- _Stated goal_: Check every line below for the word "PASR" and copy the ones that have it.

Dataset items
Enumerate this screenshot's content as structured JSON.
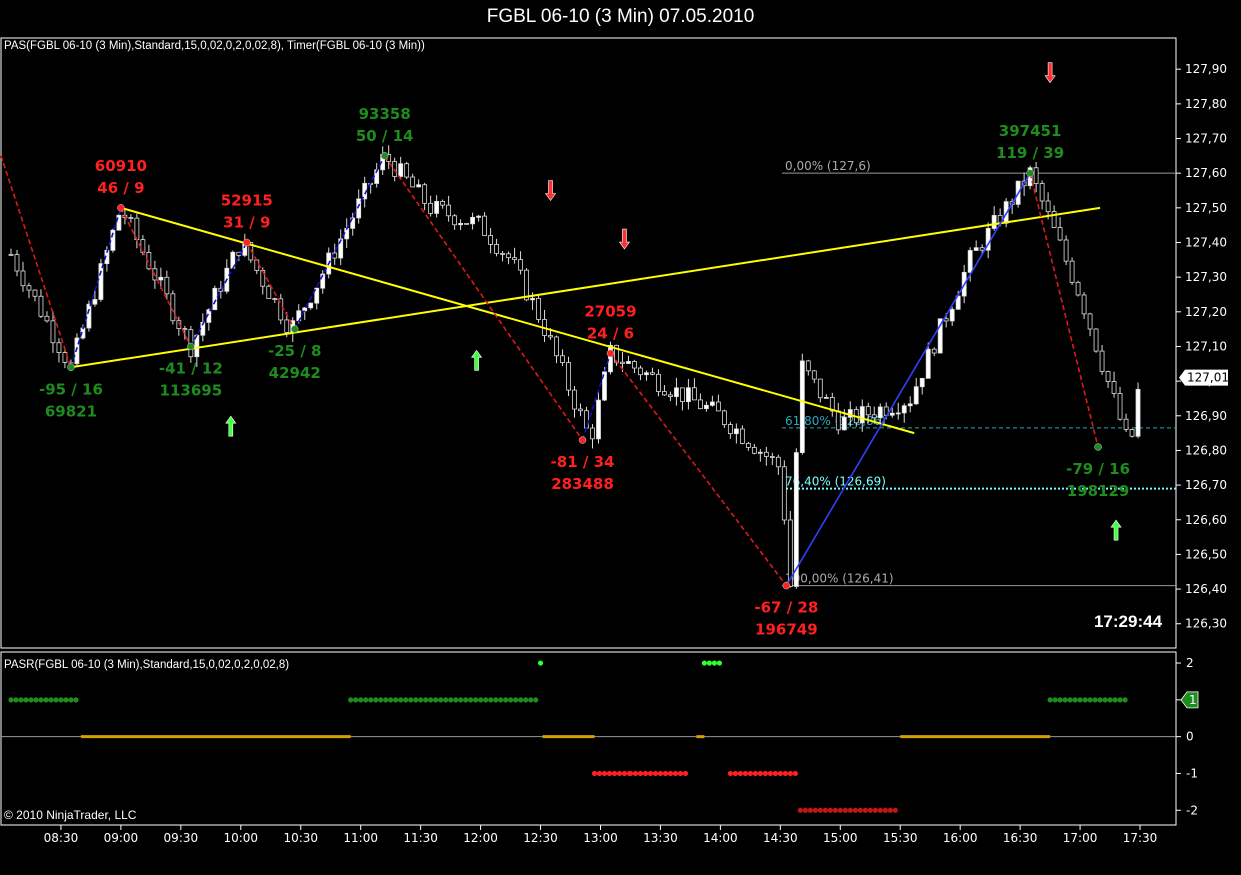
{
  "window_title": "FGBL 06-10 (3 Min)  07.05.2010",
  "indicator_label_main": "PAS(FGBL 06-10 (3 Min),Standard,15,0,02,0,2,0,02,8),  Timer(FGBL 06-10 (3 Min))",
  "indicator_label_sub": "PASR(FGBL 06-10 (3 Min),Standard,15,0,02,0,2,0,02,8)",
  "clock": "17:29:44",
  "copyright": "© 2010 NinjaTrader, LLC",
  "current_price_label": "127,01",
  "colors": {
    "up_candle": "#ffffff",
    "down_candle": "#000000",
    "bull": "#1e8c1e",
    "bear": "#ff2020",
    "trend": "#ffff00",
    "fib": "#00c8ff",
    "upwave": "#0000ff"
  },
  "chart_data": [
    {
      "type": "candlestick",
      "title": "FGBL 06-10 (3 Min)  07.05.2010",
      "y_axis_ticks": [
        "127,90",
        "127,80",
        "127,70",
        "127,60",
        "127,50",
        "127,40",
        "127,30",
        "127,20",
        "127,10",
        "127,00",
        "126,90",
        "126,80",
        "126,70",
        "126,60",
        "126,50",
        "126,40",
        "126,30"
      ],
      "x_axis_ticks": [
        "08:30",
        "09:00",
        "09:30",
        "10:00",
        "10:30",
        "11:00",
        "11:30",
        "12:00",
        "12:30",
        "13:00",
        "13:30",
        "14:00",
        "14:30",
        "15:00",
        "15:30",
        "16:00",
        "16:30",
        "17:00",
        "17:30"
      ],
      "ylim": [
        126.23,
        127.99
      ],
      "current_price": 127.01,
      "price_path": [
        [
          "08:00",
          127.42
        ],
        [
          "08:35",
          127.04
        ],
        [
          "09:00",
          127.5
        ],
        [
          "09:35",
          127.1
        ],
        [
          "10:00",
          127.4
        ],
        [
          "10:25",
          127.15
        ],
        [
          "10:38",
          127.28
        ],
        [
          "11:12",
          127.65
        ],
        [
          "11:35",
          127.5
        ],
        [
          "12:00",
          127.45
        ],
        [
          "12:15",
          127.35
        ],
        [
          "12:30",
          127.18
        ],
        [
          "12:55",
          126.83
        ],
        [
          "13:05",
          127.08
        ],
        [
          "13:35",
          126.98
        ],
        [
          "14:00",
          126.9
        ],
        [
          "14:30",
          126.75
        ],
        [
          "14:35",
          126.41
        ],
        [
          "14:40",
          127.05
        ],
        [
          "15:00",
          126.88
        ],
        [
          "15:35",
          126.95
        ],
        [
          "16:05",
          127.35
        ],
        [
          "16:35",
          127.6
        ],
        [
          "17:00",
          127.25
        ],
        [
          "17:25",
          126.8
        ],
        [
          "17:30",
          127.01
        ]
      ],
      "swings": [
        {
          "time": "08:35",
          "price": 127.04,
          "kind": "low",
          "ratio": "-95 / 16",
          "volume": "69821"
        },
        {
          "time": "09:00",
          "price": 127.5,
          "kind": "high",
          "ratio": "46 / 9",
          "volume": "60910"
        },
        {
          "time": "09:35",
          "price": 127.1,
          "kind": "low",
          "ratio": "-41 / 12",
          "volume": "113695"
        },
        {
          "time": "10:03",
          "price": 127.4,
          "kind": "high",
          "ratio": "31 / 9",
          "volume": "52915"
        },
        {
          "time": "10:27",
          "price": 127.15,
          "kind": "low",
          "ratio": "-25 / 8",
          "volume": "42942"
        },
        {
          "time": "11:12",
          "price": 127.65,
          "kind": "high",
          "ratio": "50 / 14",
          "volume": "93358"
        },
        {
          "time": "12:51",
          "price": 126.83,
          "kind": "low",
          "ratio": "-81 / 34",
          "volume": "283488"
        },
        {
          "time": "13:05",
          "price": 127.08,
          "kind": "high",
          "ratio": "24 / 6",
          "volume": "27059"
        },
        {
          "time": "14:33",
          "price": 126.41,
          "kind": "low",
          "ratio": "-67 / 28",
          "volume": "196749"
        },
        {
          "time": "16:35",
          "price": 127.6,
          "kind": "high",
          "ratio": "119 / 39",
          "volume": "397451"
        },
        {
          "time": "17:09",
          "price": 126.81,
          "kind": "low",
          "ratio": "-79 / 16",
          "volume": "198129"
        }
      ],
      "fib_levels": [
        {
          "label": "0,00% (127,6)",
          "price": 127.6
        },
        {
          "label": "61,80% (126,86)",
          "price": 126.865
        },
        {
          "label": "76,40% (126,69)",
          "price": 126.69
        },
        {
          "label": "100,00% (126,41)",
          "price": 126.41
        }
      ],
      "arrows": [
        {
          "time": "09:55",
          "price": 126.87,
          "dir": "up"
        },
        {
          "time": "11:58",
          "price": 127.06,
          "dir": "up"
        },
        {
          "time": "12:35",
          "price": 127.55,
          "dir": "down"
        },
        {
          "time": "13:12",
          "price": 127.41,
          "dir": "down"
        },
        {
          "time": "16:45",
          "price": 127.89,
          "dir": "down"
        },
        {
          "time": "17:18",
          "price": 126.57,
          "dir": "up"
        }
      ],
      "trend_lines": [
        {
          "from": [
            "08:35",
            127.04
          ],
          "to": [
            "17:10",
            127.5
          ]
        },
        {
          "from": [
            "09:00",
            127.5
          ],
          "to": [
            "15:37",
            126.85
          ]
        }
      ]
    },
    {
      "type": "scatter",
      "title": "PASR(FGBL 06-10 (3 Min),Standard,15,0,02,0,2,0,02,8)",
      "y_axis_ticks": [
        "2",
        "1",
        "0",
        "-1",
        "-2"
      ],
      "ylim": [
        -2.4,
        2.3
      ],
      "current_value": "1",
      "segments": [
        {
          "from": "08:05",
          "to": "08:40",
          "value": 1
        },
        {
          "from": "08:40",
          "to": "10:55",
          "value": 0
        },
        {
          "from": "10:55",
          "to": "12:30",
          "value": 1
        },
        {
          "from": "12:30",
          "to": "12:31",
          "value": 2
        },
        {
          "from": "12:31",
          "to": "12:57",
          "value": 0
        },
        {
          "from": "12:57",
          "to": "13:15",
          "value": -1
        },
        {
          "from": "13:15",
          "to": "13:45",
          "value": -1
        },
        {
          "from": "13:48",
          "to": "13:52",
          "value": 0
        },
        {
          "from": "13:52",
          "to": "14:00",
          "value": 2
        },
        {
          "from": "14:05",
          "to": "14:40",
          "value": -1
        },
        {
          "from": "14:40",
          "to": "15:30",
          "value": -2
        },
        {
          "from": "15:30",
          "to": "16:45",
          "value": 0
        },
        {
          "from": "16:45",
          "to": "17:25",
          "value": 1
        }
      ]
    }
  ]
}
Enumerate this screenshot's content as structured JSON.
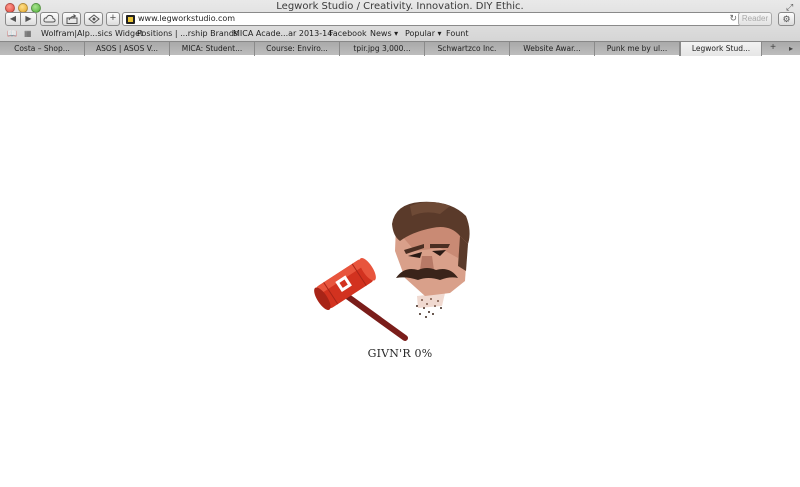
{
  "window": {
    "title": "Legwork Studio / Creativity. Innovation. DIY Ethic."
  },
  "toolbar": {
    "url": "www.legworkstudio.com",
    "reader_label": "Reader"
  },
  "bookmarks": [
    "Wolfram|Alp...sics Widget",
    "Positions | ...rship Brands",
    "MICA Acade...ar 2013-14",
    "Facebook",
    "News",
    "Popular",
    "Fount"
  ],
  "tabs": [
    "Costa – Shop...",
    "ASOS | ASOS V...",
    "MICA: Student...",
    "Course: Enviro...",
    "tpir.jpg 3,000...",
    "Schwartzco Inc.",
    "Website Awar...",
    "Punk me by ul...",
    "Legwork Stud..."
  ],
  "page": {
    "loading_label": "GIVN'R",
    "progress": "0%"
  },
  "colors": {
    "hammer_red": "#d2321f",
    "hammer_handle": "#7a1d1a",
    "hair_brown": "#5a3a2a",
    "skin": "#d9a08a"
  },
  "icons": {
    "back": "chevron-left-icon",
    "forward": "chevron-right-icon",
    "cloud": "cloud-icon",
    "share": "share-icon",
    "reading_list": "reading-list-icon",
    "add": "plus-icon",
    "reload": "reload-icon",
    "settings": "gear-icon",
    "bookmarks_book": "book-icon",
    "top_sites": "grid-icon"
  }
}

- _Result of the exercise_:
  "indicator_label_sub": "PASR(FGBL 06-10 (3 Min),Standard,15,0,02,0,2,0,02,8)",
      "title": "PASR(FGBL 06-10 (3 Min),Standard,15,0,02,0,2,0,02,8)",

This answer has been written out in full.